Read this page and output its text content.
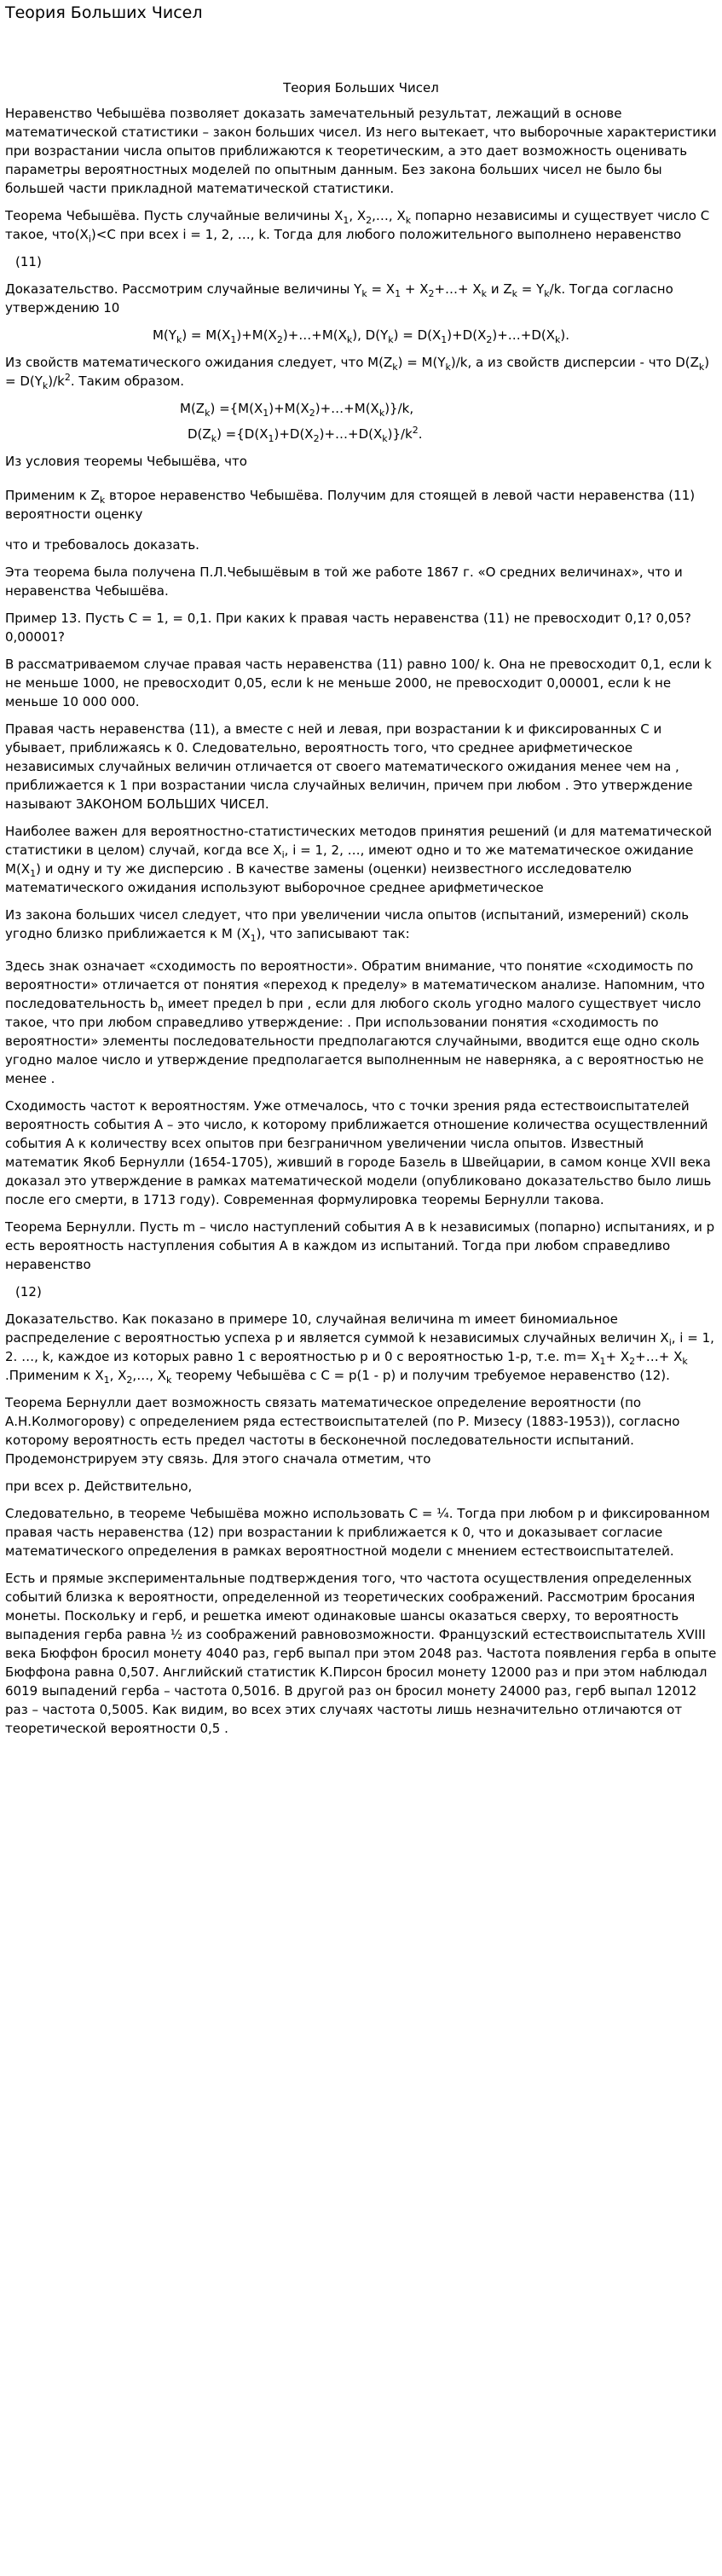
Теория Больших Чисел
Теория Больших Чисел

Неравенство Чебышёва позволяет доказать замечательный результат, лежащий в основе математической статистики – закон больших чисел. Из него вытекает, что выборочные характеристики при возрастании числа опытов приближаются к теоретическим, а это дает возможность оценивать параметры вероятностных моделей по опытным данным. Без закона больших чисел не было бы большей части прикладной математической статистики.

Теорема Чебышёва. Пусть случайные величины $X_1$, $X_2,\dots$, $X_k$ попарно независимы и существует число C такое, $что(X_i)<C$ при всех i = 1, 2, …, k. Тогда для любого положительного выполнено неравенство

(11)

Доказательство. Рассмотрим случайные величины $Y_k = X_1$ + $X_2+\dots+ X_k$ и $Z_k = Y_k/k$. Тогда согласно утверждению 10

$M(Y_k)$ = $M(X_1)+M(X_2)+\dots+M(X_k)$, $D(Y_k)$ = $D(X_1)+D(X_2)+\dots+D(X_k)$.

Из свойств математического ожидания следует, что $M(Z_k) = M(Y_k)/k$, а из свойств дисперсии - что $D(Z_k) = D(Y_k)/k^2$. Таким образом.

$M(Z_k)$ $=\{M(X_1)+M(X_2)+\dots+M(X_k)\}/k$,
$D(Z_k)$ $=\{D(X_1)+D(X_2)+\dots+D(X_k)\}/k^2$.

Из условия теоремы Чебышёва, что

Применим к $Z_k$ второе неравенство Чебышёва. Получим для стоящей в левой части неравенства (11) вероятности оценку

что и требовалось доказать.

Эта теорема была получена П.Л.Чебышёвым в той же работе 1867 г. «О средних величинах», что и неравенства Чебышёва.

Пример 13. Пусть C = 1, = 0,1. При каких k правая часть неравенства (11) не превосходит 0,1? 0,05? 0,00001?

В рассматриваемом случае правая часть неравенства (11) равно 100/ k. Она не превосходит 0,1, если k не меньше 1000, не превосходит 0,05, если k не меньше 2000, не превосходит 0,00001, если k не меньше 10 000 000.

Правая часть неравенства (11), а вместе с ней и левая, при возрастании k и фиксированных C и убывает, приближаясь к 0. Следовательно, вероятность того, что среднее арифметическое независимых случайных величин отличается от своего математического ожидания менее чем на , приближается к 1 при возрастании числа случайных величин, причем при любом . Это утверждение называют ЗАКОНОМ БОЛЬШИХ ЧИСЕЛ.

Наиболее важен для вероятностно-статистических методов принятия решений (и для математической статистики в целом) случай, когда все $X_i$, i = 1, 2, …, имеют одно и то же математическое ожидание $M(X_1)$ и одну и ту же дисперсию . В качестве замены (оценки) неизвестного исследователю математического ожидания используют выборочное среднее арифметическое

Из закона больших чисел следует, что при увеличении числа опытов (испытаний, измерений) сколь угодно близко приближается к M $(X_1)$, что записывают так:

Здесь знак означает «сходимость по вероятности». Обратим внимание, что понятие «сходимость по вероятности» отличается от понятия «переход к пределу» в математическом анализе. Напомним, что последовательность $b_n$ имеет предел b при , если для любого сколь угодно малого существует число такое, что при любом справедливо утверждение: . При использовании понятия «сходимость по вероятности» элементы последовательности предполагаются случайными, вводится еще одно сколь угодно малое число и утверждение предполагается выполненным не наверняка, а с вероятностью не менее .

Сходимость частот к вероятностям. Уже отмечалось, что с точки зрения ряда естествоиспытателей вероятность события A – это число, к которому приближается отношение количества осуществленний события A к количеству всех опытов при безграничном увеличении числа опытов. Известный математик Якоб Бернулли (1654-1705), живший в городе Базель в Швейцарии, в самом конце XVII века доказал это утверждение в рамках математической модели (опубликовано доказательство было лишь после его смерти, в 1713 году). Современная формулировка теоремы Бернулли такова.

Теорема Бернулли. Пусть m – число наступлений события A в k независимых (попарно) испытаниях, и p есть вероятность наступления события A в каждом из испытаний. Тогда при любом справедливо неравенство

(12)

Доказательство. Как показано в примере 10, случайная величина m имеет биномиальное распределение с вероятностью успеха p и является суммой k независимых случайных величин $X_i$, i = 1, 2. …, k, каждое из которых равно 1 с вероятностью p и 0 с вероятностью 1-p, т.е. $m= X_1+$ $X_2+\dots+ X_k$ .Применим к $X_1$, $X_2,\dots$, $X_k$ теорему Чебышёва с C = p(1 - p) и получим требуемое неравенство (12).

Теорема Бернулли дает возможность связать математическое определение вероятности (по А.Н.Колмогорову) с определением ряда естествоиспытателей (по Р. Мизесу (1883-1953)), согласно которому вероятность есть предел частоты в бесконечной последовательности испытаний. Продемонстрируем эту связь. Для этого сначала отметим, что

при всех p. Действительно,

Следовательно, в теореме Чебышёва можно использовать C = ¼. Тогда при любом p и фиксированном правая часть неравенства (12) при возрастании k приближается к 0, что и доказывает согласие математического определения в рамках вероятностной модели с мнением естествоиспытателей.

Есть и прямые экспериментальные подтверждения того, что частота осуществления определенных событий близка к вероятности, определенной из теоретических соображений. Рассмотрим бросания монеты. Поскольку и герб, и решетка имеют одинаковые шансы оказаться сверху, то вероятность выпадения герба равна ½ из соображений равновозможности. Французский естествоиспытатель XVIII века Бюффон бросил монету 4040 раз, герб выпал при этом 2048 раз. Частота появления герба в опыте Бюффона равна 0,507. Английский статистик К.Пирсон бросил монету 12000 раз и при этом наблюдал 6019 выпадений герба – частота 0,5016. В другой раз он бросил монету 24000 раз, герб выпал 12012 раз – частота 0,5005. Как видим, во всех этих случаях частоты лишь незначительно отличаются от теоретической вероятности 0,5 .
● ● ●
▶ **AIM OF THE EXERCISE**
Write out the material above once more, exactly as it reads, with no pictures.

▶ **EXERCISE SOLUTION**
Read this page and output its text content.
Теория Больших Чисел
Теория Больших Чисел

Неравенство Чебышёва позволяет доказать замечательный результат, лежащий в основе математической статистики – закон больших чисел. Из него вытекает, что выборочные характеристики при возрастании числа опытов приближаются к теоретическим, а это дает возможность оценивать параметры вероятностных моделей по опытным данным. Без закона больших чисел не было бы большей части прикладной математической статистики.

Теорема Чебышёва. Пусть случайные величины $X_1$, $X_2,\dots$, $X_k$ попарно независимы и существует число C такое, $что(X_i)<C$ при всех i = 1, 2, …, k. Тогда для любого положительного выполнено неравенство

(11)

Доказательство. Рассмотрим случайные величины $Y_k = X_1$ + $X_2+\dots+ X_k$ и $Z_k = Y_k/k$. Тогда согласно утверждению 10

$M(Y_k)$ = $M(X_1)+M(X_2)+\dots+M(X_k)$, $D(Y_k)$ = $D(X_1)+D(X_2)+\dots+D(X_k)$.

Из свойств математического ожидания следует, что $M(Z_k) = M(Y_k)/k$, а из свойств дисперсии - что $D(Z_k) = D(Y_k)/k^2$. Таким образом.

$M(Z_k)$ $=\{M(X_1)+M(X_2)+\dots+M(X_k)\}/k$,
$D(Z_k)$ $=\{D(X_1)+D(X_2)+\dots+D(X_k)\}/k^2$.

Из условия теоремы Чебышёва, что

Применим к $Z_k$ второе неравенство Чебышёва. Получим для стоящей в левой части неравенства (11) вероятности оценку

что и требовалось доказать.

Эта теорема была получена П.Л.Чебышёвым в той же работе 1867 г. «О средних величинах», что и неравенства Чебышёва.

Пример 13. Пусть C = 1, = 0,1. При каких k правая часть неравенства (11) не превосходит 0,1? 0,05? 0,00001?

В рассматриваемом случае правая часть неравенства (11) равно 100/ k. Она не превосходит 0,1, если k не меньше 1000, не превосходит 0,05, если k не меньше 2000, не превосходит 0,00001, если k не меньше 10 000 000.

Правая часть неравенства (11), а вместе с ней и левая, при возрастании k и фиксированных C и убывает, приближаясь к 0. Следовательно, вероятность того, что среднее арифметическое независимых случайных величин отличается от своего математического ожидания менее чем на , приближается к 1 при возрастании числа случайных величин, причем при любом . Это утверждение называют ЗАКОНОМ БОЛЬШИХ ЧИСЕЛ.

Наиболее важен для вероятностно-статистических методов принятия решений (и для математической статистики в целом) случай, когда все $X_i$, i = 1, 2, …, имеют одно и то же математическое ожидание $M(X_1)$ и одну и ту же дисперсию . В качестве замены (оценки) неизвестного исследователю математического ожидания используют выборочное среднее арифметическое

Из закона больших чисел следует, что при увеличении числа опытов (испытаний, измерений) сколь угодно близко приближается к M $(X_1)$, что записывают так:

Здесь знак означает «сходимость по вероятности». Обратим внимание, что понятие «сходимость по вероятности» отличается от понятия «переход к пределу» в математическом анализе. Напомним, что последовательность $b_n$ имеет предел b при , если для любого сколь угодно малого существует число такое, что при любом справедливо утверждение: . При использовании понятия «сходимость по вероятности» элементы последовательности предполагаются случайными, вводится еще одно сколь угодно малое число и утверждение предполагается выполненным не наверняка, а с вероятностью не менее .

Сходимость частот к вероятностям. Уже отмечалось, что с точки зрения ряда естествоиспытателей вероятность события A – это число, к которому приближается отношение количества осуществленний события A к количеству всех опытов при безграничном увеличении числа опытов. Известный математик Якоб Бернулли (1654-1705), живший в городе Базель в Швейцарии, в самом конце XVII века доказал это утверждение в рамках математической модели (опубликовано доказательство было лишь после его смерти, в 1713 году). Современная формулировка теоремы Бернулли такова.

Теорема Бернулли. Пусть m – число наступлений события A в k независимых (попарно) испытаниях, и p есть вероятность наступления события A в каждом из испытаний. Тогда при любом справедливо неравенство

(12)

Доказательство. Как показано в примере 10, случайная величина m имеет биномиальное распределение с вероятностью успеха p и является суммой k независимых случайных величин $X_i$, i = 1, 2. …, k, каждое из которых равно 1 с вероятностью p и 0 с вероятностью 1-p, т.е. $m= X_1+$ $X_2+\dots+ X_k$ .Применим к $X_1$, $X_2,\dots$, $X_k$ теорему Чебышёва с C = p(1 - p) и получим требуемое неравенство (12).

Теорема Бернулли дает возможность связать математическое определение вероятности (по А.Н.Колмогорову) с определением ряда естествоиспытателей (по Р. Мизесу (1883-1953)), согласно которому вероятность есть предел частоты в бесконечной последовательности испытаний. Продемонстрируем эту связь. Для этого сначала отметим, что

при всех p. Действительно,

Следовательно, в теореме Чебышёва можно использовать C = ¼. Тогда при любом p и фиксированном правая часть неравенства (12) при возрастании k приближается к 0, что и доказывает согласие математического определения в рамках вероятностной модели с мнением естествоиспытателей.

Есть и прямые экспериментальные подтверждения того, что частота осуществления определенных событий близка к вероятности, определенной из теоретических соображений. Рассмотрим бросания монеты. Поскольку и герб, и решетка имеют одинаковые шансы оказаться сверху, то вероятность выпадения герба равна ½ из соображений равновозможности. Французский естествоиспытатель XVIII века Бюффон бросил монету 4040 раз, герб выпал при этом 2048 раз. Частота появления герба в опыте Бюффона равна 0,507. Английский статистик К.Пирсон бросил монету 12000 раз и при этом наблюдал 6019 выпадений герба – частота 0,5016. В другой раз он бросил монету 24000 раз, герб выпал 12012 раз – частота 0,5005. Как видим, во всех этих случаях частоты лишь незначительно отличаются от теоретической вероятности 0,5 .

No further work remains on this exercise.